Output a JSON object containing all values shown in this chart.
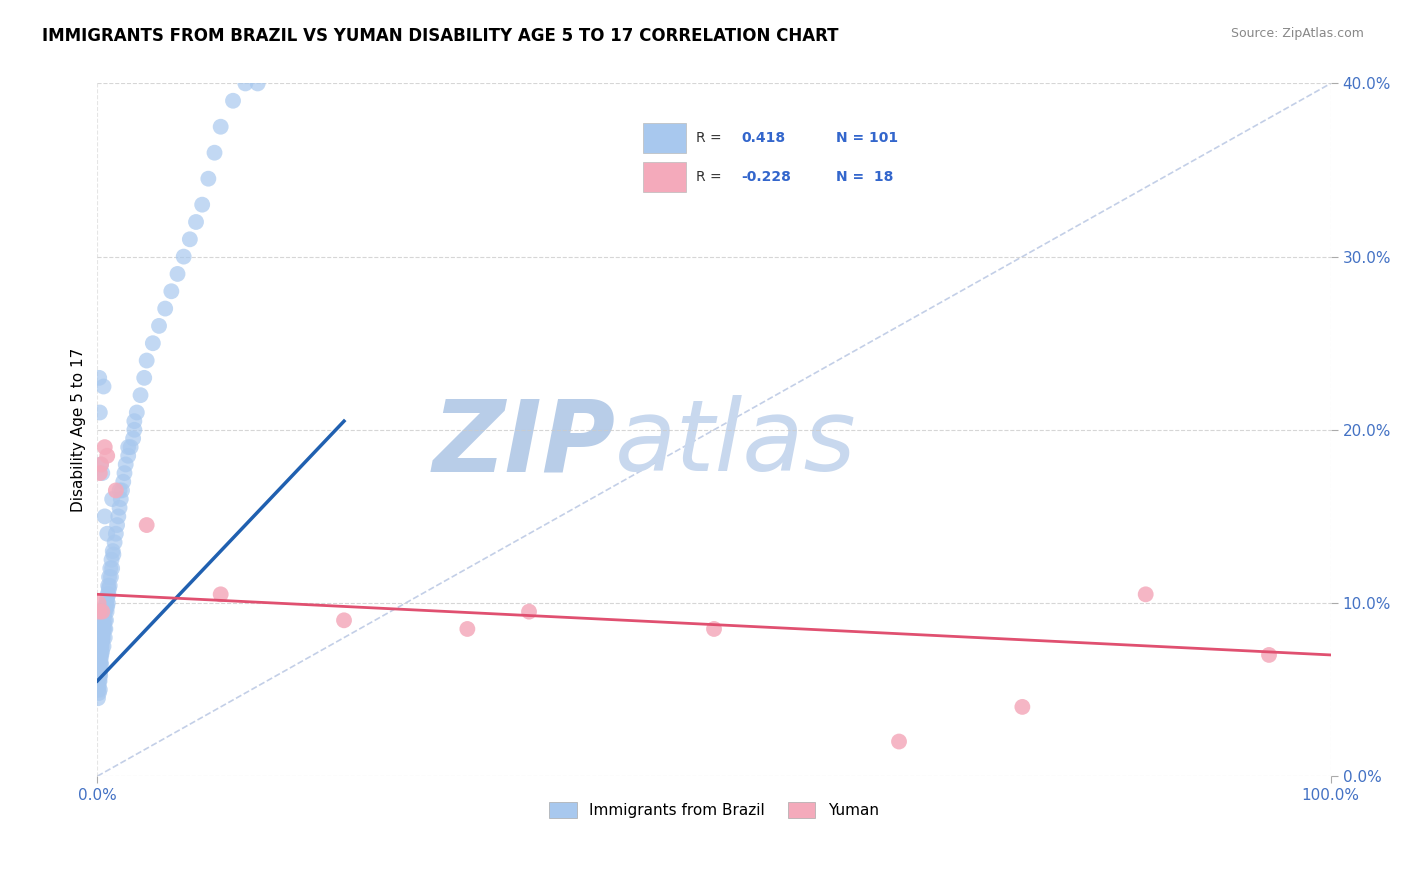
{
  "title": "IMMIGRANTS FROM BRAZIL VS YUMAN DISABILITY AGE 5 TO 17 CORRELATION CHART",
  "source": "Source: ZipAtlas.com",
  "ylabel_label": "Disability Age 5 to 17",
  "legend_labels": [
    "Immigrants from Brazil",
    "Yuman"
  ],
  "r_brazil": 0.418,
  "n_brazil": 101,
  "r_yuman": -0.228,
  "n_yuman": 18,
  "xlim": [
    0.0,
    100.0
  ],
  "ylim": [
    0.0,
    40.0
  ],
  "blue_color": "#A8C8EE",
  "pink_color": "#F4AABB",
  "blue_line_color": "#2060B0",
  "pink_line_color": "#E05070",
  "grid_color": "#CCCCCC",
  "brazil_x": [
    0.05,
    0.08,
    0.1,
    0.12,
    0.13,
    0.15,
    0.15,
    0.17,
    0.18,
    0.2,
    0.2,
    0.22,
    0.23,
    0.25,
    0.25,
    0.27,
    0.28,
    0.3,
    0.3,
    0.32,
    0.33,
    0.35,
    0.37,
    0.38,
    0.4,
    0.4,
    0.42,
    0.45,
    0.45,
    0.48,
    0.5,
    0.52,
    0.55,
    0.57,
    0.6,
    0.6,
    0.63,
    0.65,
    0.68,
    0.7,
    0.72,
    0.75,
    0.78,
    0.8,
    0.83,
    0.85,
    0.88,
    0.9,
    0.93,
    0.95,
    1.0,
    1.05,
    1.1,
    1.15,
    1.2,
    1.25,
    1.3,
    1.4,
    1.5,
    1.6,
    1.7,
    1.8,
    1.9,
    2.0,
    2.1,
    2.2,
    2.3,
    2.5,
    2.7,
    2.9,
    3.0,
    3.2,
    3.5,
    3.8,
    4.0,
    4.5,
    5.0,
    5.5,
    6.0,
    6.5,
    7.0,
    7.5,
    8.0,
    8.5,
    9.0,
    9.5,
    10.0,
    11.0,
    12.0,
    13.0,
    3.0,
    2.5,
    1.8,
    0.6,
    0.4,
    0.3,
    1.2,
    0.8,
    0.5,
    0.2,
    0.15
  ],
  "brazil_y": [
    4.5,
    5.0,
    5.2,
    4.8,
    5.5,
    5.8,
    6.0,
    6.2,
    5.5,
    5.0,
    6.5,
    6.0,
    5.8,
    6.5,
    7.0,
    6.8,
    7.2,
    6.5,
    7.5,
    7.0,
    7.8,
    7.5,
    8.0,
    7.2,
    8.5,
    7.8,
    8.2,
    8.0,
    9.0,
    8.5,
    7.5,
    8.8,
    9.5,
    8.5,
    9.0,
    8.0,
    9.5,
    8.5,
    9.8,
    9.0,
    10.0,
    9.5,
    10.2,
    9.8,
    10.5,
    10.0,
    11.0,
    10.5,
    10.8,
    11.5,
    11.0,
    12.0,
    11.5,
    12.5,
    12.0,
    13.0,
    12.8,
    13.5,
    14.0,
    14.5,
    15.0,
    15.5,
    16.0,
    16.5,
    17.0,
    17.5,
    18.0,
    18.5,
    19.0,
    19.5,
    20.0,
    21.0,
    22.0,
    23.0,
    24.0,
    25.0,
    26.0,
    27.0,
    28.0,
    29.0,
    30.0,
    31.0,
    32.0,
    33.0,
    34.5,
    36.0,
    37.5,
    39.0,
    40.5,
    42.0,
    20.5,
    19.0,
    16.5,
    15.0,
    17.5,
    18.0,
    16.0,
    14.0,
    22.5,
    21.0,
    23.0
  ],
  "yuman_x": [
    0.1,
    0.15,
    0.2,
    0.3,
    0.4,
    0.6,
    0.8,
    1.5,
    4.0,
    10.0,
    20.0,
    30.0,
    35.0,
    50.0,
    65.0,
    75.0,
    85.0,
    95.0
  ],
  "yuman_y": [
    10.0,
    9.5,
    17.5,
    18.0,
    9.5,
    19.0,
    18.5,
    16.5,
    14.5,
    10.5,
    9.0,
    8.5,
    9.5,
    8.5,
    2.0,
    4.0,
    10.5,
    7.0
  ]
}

What you will do:
Keep the pictures out of the copy and return the rest of the data above exactly.

Solution:
Output a JSON object containing all values shown in this chart.
{
  "title": "IMMIGRANTS FROM BRAZIL VS YUMAN DISABILITY AGE 5 TO 17 CORRELATION CHART",
  "source": "Source: ZipAtlas.com",
  "ylabel_label": "Disability Age 5 to 17",
  "legend_labels": [
    "Immigrants from Brazil",
    "Yuman"
  ],
  "r_brazil": 0.418,
  "n_brazil": 101,
  "r_yuman": -0.228,
  "n_yuman": 18,
  "xlim": [
    0.0,
    100.0
  ],
  "ylim": [
    0.0,
    40.0
  ],
  "blue_color": "#A8C8EE",
  "pink_color": "#F4AABB",
  "blue_line_color": "#2060B0",
  "pink_line_color": "#E05070",
  "grid_color": "#CCCCCC",
  "brazil_x": [
    0.05,
    0.08,
    0.1,
    0.12,
    0.13,
    0.15,
    0.15,
    0.17,
    0.18,
    0.2,
    0.2,
    0.22,
    0.23,
    0.25,
    0.25,
    0.27,
    0.28,
    0.3,
    0.3,
    0.32,
    0.33,
    0.35,
    0.37,
    0.38,
    0.4,
    0.4,
    0.42,
    0.45,
    0.45,
    0.48,
    0.5,
    0.52,
    0.55,
    0.57,
    0.6,
    0.6,
    0.63,
    0.65,
    0.68,
    0.7,
    0.72,
    0.75,
    0.78,
    0.8,
    0.83,
    0.85,
    0.88,
    0.9,
    0.93,
    0.95,
    1.0,
    1.05,
    1.1,
    1.15,
    1.2,
    1.25,
    1.3,
    1.4,
    1.5,
    1.6,
    1.7,
    1.8,
    1.9,
    2.0,
    2.1,
    2.2,
    2.3,
    2.5,
    2.7,
    2.9,
    3.0,
    3.2,
    3.5,
    3.8,
    4.0,
    4.5,
    5.0,
    5.5,
    6.0,
    6.5,
    7.0,
    7.5,
    8.0,
    8.5,
    9.0,
    9.5,
    10.0,
    11.0,
    12.0,
    13.0,
    3.0,
    2.5,
    1.8,
    0.6,
    0.4,
    0.3,
    1.2,
    0.8,
    0.5,
    0.2,
    0.15
  ],
  "brazil_y": [
    4.5,
    5.0,
    5.2,
    4.8,
    5.5,
    5.8,
    6.0,
    6.2,
    5.5,
    5.0,
    6.5,
    6.0,
    5.8,
    6.5,
    7.0,
    6.8,
    7.2,
    6.5,
    7.5,
    7.0,
    7.8,
    7.5,
    8.0,
    7.2,
    8.5,
    7.8,
    8.2,
    8.0,
    9.0,
    8.5,
    7.5,
    8.8,
    9.5,
    8.5,
    9.0,
    8.0,
    9.5,
    8.5,
    9.8,
    9.0,
    10.0,
    9.5,
    10.2,
    9.8,
    10.5,
    10.0,
    11.0,
    10.5,
    10.8,
    11.5,
    11.0,
    12.0,
    11.5,
    12.5,
    12.0,
    13.0,
    12.8,
    13.5,
    14.0,
    14.5,
    15.0,
    15.5,
    16.0,
    16.5,
    17.0,
    17.5,
    18.0,
    18.5,
    19.0,
    19.5,
    20.0,
    21.0,
    22.0,
    23.0,
    24.0,
    25.0,
    26.0,
    27.0,
    28.0,
    29.0,
    30.0,
    31.0,
    32.0,
    33.0,
    34.5,
    36.0,
    37.5,
    39.0,
    40.5,
    42.0,
    20.5,
    19.0,
    16.5,
    15.0,
    17.5,
    18.0,
    16.0,
    14.0,
    22.5,
    21.0,
    23.0
  ],
  "yuman_x": [
    0.1,
    0.15,
    0.2,
    0.3,
    0.4,
    0.6,
    0.8,
    1.5,
    4.0,
    10.0,
    20.0,
    30.0,
    35.0,
    50.0,
    65.0,
    75.0,
    85.0,
    95.0
  ],
  "yuman_y": [
    10.0,
    9.5,
    17.5,
    18.0,
    9.5,
    19.0,
    18.5,
    16.5,
    14.5,
    10.5,
    9.0,
    8.5,
    9.5,
    8.5,
    2.0,
    4.0,
    10.5,
    7.0
  ]
}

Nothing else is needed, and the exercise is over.